> [Given instruction] Copy out the data below as written; omit any images.

Entries from a visual dataset
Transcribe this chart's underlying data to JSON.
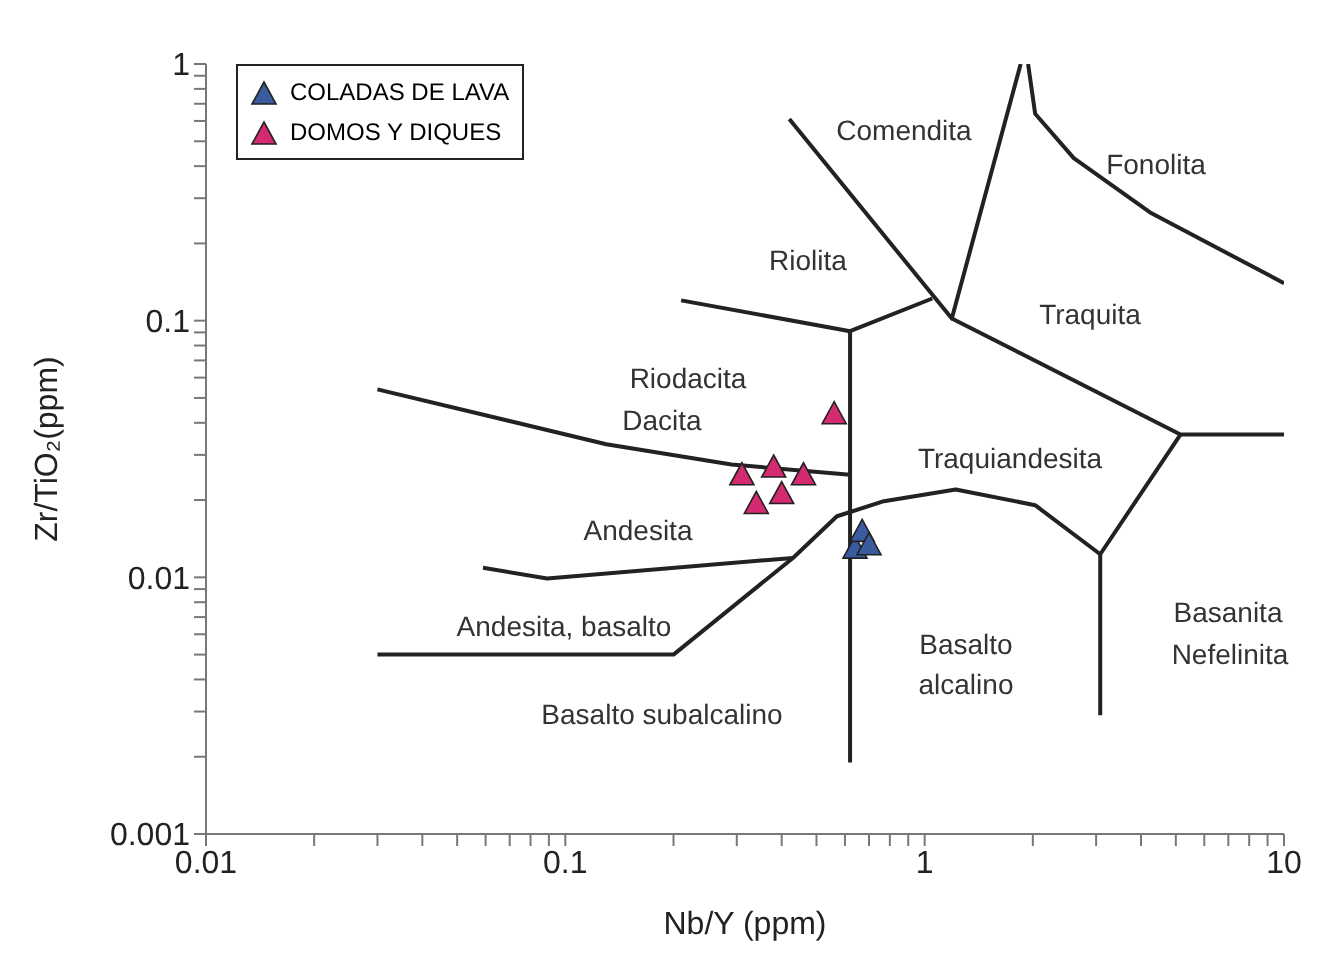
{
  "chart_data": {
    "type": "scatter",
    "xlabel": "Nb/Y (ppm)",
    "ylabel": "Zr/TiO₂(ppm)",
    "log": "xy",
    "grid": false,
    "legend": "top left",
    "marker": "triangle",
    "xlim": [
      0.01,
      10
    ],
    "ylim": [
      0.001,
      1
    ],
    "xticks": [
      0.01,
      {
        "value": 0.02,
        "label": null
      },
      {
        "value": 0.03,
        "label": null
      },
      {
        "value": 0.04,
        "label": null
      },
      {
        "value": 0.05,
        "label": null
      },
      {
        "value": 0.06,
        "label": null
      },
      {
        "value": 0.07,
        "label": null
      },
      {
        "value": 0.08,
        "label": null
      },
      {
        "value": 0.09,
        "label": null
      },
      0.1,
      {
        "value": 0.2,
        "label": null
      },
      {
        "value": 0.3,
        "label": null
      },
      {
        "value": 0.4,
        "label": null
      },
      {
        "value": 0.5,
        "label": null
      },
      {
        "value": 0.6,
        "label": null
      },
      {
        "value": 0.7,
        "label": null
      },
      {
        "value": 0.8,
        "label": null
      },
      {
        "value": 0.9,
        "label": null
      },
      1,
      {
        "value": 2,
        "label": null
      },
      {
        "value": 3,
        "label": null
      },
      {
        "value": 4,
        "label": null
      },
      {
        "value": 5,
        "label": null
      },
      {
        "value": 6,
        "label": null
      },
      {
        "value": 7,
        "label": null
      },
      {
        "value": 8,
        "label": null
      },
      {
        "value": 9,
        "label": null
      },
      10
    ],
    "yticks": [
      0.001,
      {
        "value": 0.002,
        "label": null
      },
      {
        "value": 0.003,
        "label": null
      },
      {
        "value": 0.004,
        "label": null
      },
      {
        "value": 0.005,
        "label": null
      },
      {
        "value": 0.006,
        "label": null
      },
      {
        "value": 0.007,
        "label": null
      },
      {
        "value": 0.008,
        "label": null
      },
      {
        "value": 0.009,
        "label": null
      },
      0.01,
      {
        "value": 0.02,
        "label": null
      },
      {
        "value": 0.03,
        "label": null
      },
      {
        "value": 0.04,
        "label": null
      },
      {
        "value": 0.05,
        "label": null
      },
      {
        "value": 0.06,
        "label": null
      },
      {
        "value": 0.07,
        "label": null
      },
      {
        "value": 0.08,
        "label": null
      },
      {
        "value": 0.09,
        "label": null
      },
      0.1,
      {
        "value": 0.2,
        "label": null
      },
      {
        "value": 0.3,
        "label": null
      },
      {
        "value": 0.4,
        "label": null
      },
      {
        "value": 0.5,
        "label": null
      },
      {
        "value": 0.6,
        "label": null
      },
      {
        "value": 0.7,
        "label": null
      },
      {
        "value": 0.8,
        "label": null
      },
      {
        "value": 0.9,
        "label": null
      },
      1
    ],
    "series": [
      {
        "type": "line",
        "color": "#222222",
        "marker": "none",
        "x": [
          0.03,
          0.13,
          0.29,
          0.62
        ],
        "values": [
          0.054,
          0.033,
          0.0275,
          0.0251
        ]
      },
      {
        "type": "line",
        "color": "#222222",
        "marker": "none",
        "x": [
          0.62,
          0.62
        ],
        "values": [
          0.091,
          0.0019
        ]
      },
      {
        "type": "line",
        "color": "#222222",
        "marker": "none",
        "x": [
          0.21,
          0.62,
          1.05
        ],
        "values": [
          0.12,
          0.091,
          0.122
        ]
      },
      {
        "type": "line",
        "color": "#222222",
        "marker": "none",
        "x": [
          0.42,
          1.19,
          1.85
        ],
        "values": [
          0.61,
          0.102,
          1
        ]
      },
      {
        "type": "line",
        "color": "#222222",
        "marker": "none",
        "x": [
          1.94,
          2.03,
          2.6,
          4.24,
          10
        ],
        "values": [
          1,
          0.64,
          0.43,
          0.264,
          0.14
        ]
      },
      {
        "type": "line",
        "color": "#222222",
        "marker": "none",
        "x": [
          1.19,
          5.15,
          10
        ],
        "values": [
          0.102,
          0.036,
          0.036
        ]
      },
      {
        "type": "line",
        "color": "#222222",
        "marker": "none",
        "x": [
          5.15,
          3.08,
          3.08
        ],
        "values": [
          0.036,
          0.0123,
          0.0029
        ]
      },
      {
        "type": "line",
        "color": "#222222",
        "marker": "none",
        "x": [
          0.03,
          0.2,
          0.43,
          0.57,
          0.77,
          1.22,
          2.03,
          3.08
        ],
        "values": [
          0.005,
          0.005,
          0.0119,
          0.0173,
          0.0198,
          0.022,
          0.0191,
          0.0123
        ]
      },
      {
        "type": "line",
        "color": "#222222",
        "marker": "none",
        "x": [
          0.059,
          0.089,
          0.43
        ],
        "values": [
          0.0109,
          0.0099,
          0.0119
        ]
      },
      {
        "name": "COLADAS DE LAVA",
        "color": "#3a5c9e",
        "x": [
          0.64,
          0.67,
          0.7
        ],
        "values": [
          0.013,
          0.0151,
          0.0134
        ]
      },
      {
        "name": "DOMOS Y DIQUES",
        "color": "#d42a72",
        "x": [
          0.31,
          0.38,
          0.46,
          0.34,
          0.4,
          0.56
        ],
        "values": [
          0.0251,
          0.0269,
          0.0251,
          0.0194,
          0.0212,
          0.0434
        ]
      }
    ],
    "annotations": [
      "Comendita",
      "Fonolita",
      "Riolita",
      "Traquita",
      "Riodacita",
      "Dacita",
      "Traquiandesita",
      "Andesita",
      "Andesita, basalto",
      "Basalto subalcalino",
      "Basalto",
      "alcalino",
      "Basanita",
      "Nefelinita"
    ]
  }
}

> [Problem solution]
Transcribe this chart's underlying data to JSON.
{
  "chart_data": {
    "type": "scatter",
    "xlabel": "Nb/Y (ppm)",
    "ylabel": "Zr/TiO₂(ppm)",
    "log": "xy",
    "grid": false,
    "legend": "top left",
    "marker": "triangle",
    "xlim": [
      0.01,
      10
    ],
    "ylim": [
      0.001,
      1
    ],
    "xticks": [
      0.01,
      {
        "value": 0.02,
        "label": null
      },
      {
        "value": 0.03,
        "label": null
      },
      {
        "value": 0.04,
        "label": null
      },
      {
        "value": 0.05,
        "label": null
      },
      {
        "value": 0.06,
        "label": null
      },
      {
        "value": 0.07,
        "label": null
      },
      {
        "value": 0.08,
        "label": null
      },
      {
        "value": 0.09,
        "label": null
      },
      0.1,
      {
        "value": 0.2,
        "label": null
      },
      {
        "value": 0.3,
        "label": null
      },
      {
        "value": 0.4,
        "label": null
      },
      {
        "value": 0.5,
        "label": null
      },
      {
        "value": 0.6,
        "label": null
      },
      {
        "value": 0.7,
        "label": null
      },
      {
        "value": 0.8,
        "label": null
      },
      {
        "value": 0.9,
        "label": null
      },
      1,
      {
        "value": 2,
        "label": null
      },
      {
        "value": 3,
        "label": null
      },
      {
        "value": 4,
        "label": null
      },
      {
        "value": 5,
        "label": null
      },
      {
        "value": 6,
        "label": null
      },
      {
        "value": 7,
        "label": null
      },
      {
        "value": 8,
        "label": null
      },
      {
        "value": 9,
        "label": null
      },
      10
    ],
    "yticks": [
      0.001,
      {
        "value": 0.002,
        "label": null
      },
      {
        "value": 0.003,
        "label": null
      },
      {
        "value": 0.004,
        "label": null
      },
      {
        "value": 0.005,
        "label": null
      },
      {
        "value": 0.006,
        "label": null
      },
      {
        "value": 0.007,
        "label": null
      },
      {
        "value": 0.008,
        "label": null
      },
      {
        "value": 0.009,
        "label": null
      },
      0.01,
      {
        "value": 0.02,
        "label": null
      },
      {
        "value": 0.03,
        "label": null
      },
      {
        "value": 0.04,
        "label": null
      },
      {
        "value": 0.05,
        "label": null
      },
      {
        "value": 0.06,
        "label": null
      },
      {
        "value": 0.07,
        "label": null
      },
      {
        "value": 0.08,
        "label": null
      },
      {
        "value": 0.09,
        "label": null
      },
      0.1,
      {
        "value": 0.2,
        "label": null
      },
      {
        "value": 0.3,
        "label": null
      },
      {
        "value": 0.4,
        "label": null
      },
      {
        "value": 0.5,
        "label": null
      },
      {
        "value": 0.6,
        "label": null
      },
      {
        "value": 0.7,
        "label": null
      },
      {
        "value": 0.8,
        "label": null
      },
      {
        "value": 0.9,
        "label": null
      },
      1
    ],
    "series": [
      {
        "type": "line",
        "color": "#222222",
        "marker": "none",
        "x": [
          0.03,
          0.13,
          0.29,
          0.62
        ],
        "values": [
          0.054,
          0.033,
          0.0275,
          0.0251
        ]
      },
      {
        "type": "line",
        "color": "#222222",
        "marker": "none",
        "x": [
          0.62,
          0.62
        ],
        "values": [
          0.091,
          0.0019
        ]
      },
      {
        "type": "line",
        "color": "#222222",
        "marker": "none",
        "x": [
          0.21,
          0.62,
          1.05
        ],
        "values": [
          0.12,
          0.091,
          0.122
        ]
      },
      {
        "type": "line",
        "color": "#222222",
        "marker": "none",
        "x": [
          0.42,
          1.19,
          1.85
        ],
        "values": [
          0.61,
          0.102,
          1
        ]
      },
      {
        "type": "line",
        "color": "#222222",
        "marker": "none",
        "x": [
          1.94,
          2.03,
          2.6,
          4.24,
          10
        ],
        "values": [
          1,
          0.64,
          0.43,
          0.264,
          0.14
        ]
      },
      {
        "type": "line",
        "color": "#222222",
        "marker": "none",
        "x": [
          1.19,
          5.15,
          10
        ],
        "values": [
          0.102,
          0.036,
          0.036
        ]
      },
      {
        "type": "line",
        "color": "#222222",
        "marker": "none",
        "x": [
          5.15,
          3.08,
          3.08
        ],
        "values": [
          0.036,
          0.0123,
          0.0029
        ]
      },
      {
        "type": "line",
        "color": "#222222",
        "marker": "none",
        "x": [
          0.03,
          0.2,
          0.43,
          0.57,
          0.77,
          1.22,
          2.03,
          3.08
        ],
        "values": [
          0.005,
          0.005,
          0.0119,
          0.0173,
          0.0198,
          0.022,
          0.0191,
          0.0123
        ]
      },
      {
        "type": "line",
        "color": "#222222",
        "marker": "none",
        "x": [
          0.059,
          0.089,
          0.43
        ],
        "values": [
          0.0109,
          0.0099,
          0.0119
        ]
      },
      {
        "name": "COLADAS DE LAVA",
        "color": "#3a5c9e",
        "x": [
          0.64,
          0.67,
          0.7
        ],
        "values": [
          0.013,
          0.0151,
          0.0134
        ]
      },
      {
        "name": "DOMOS Y DIQUES",
        "color": "#d42a72",
        "x": [
          0.31,
          0.38,
          0.46,
          0.34,
          0.4,
          0.56
        ],
        "values": [
          0.0251,
          0.0269,
          0.0251,
          0.0194,
          0.0212,
          0.0434
        ]
      }
    ],
    "annotations": [
      "Comendita",
      "Fonolita",
      "Riolita",
      "Traquita",
      "Riodacita",
      "Dacita",
      "Traquiandesita",
      "Andesita",
      "Andesita, basalto",
      "Basalto subalcalino",
      "Basalto",
      "alcalino",
      "Basanita",
      "Nefelinita"
    ]
  }
}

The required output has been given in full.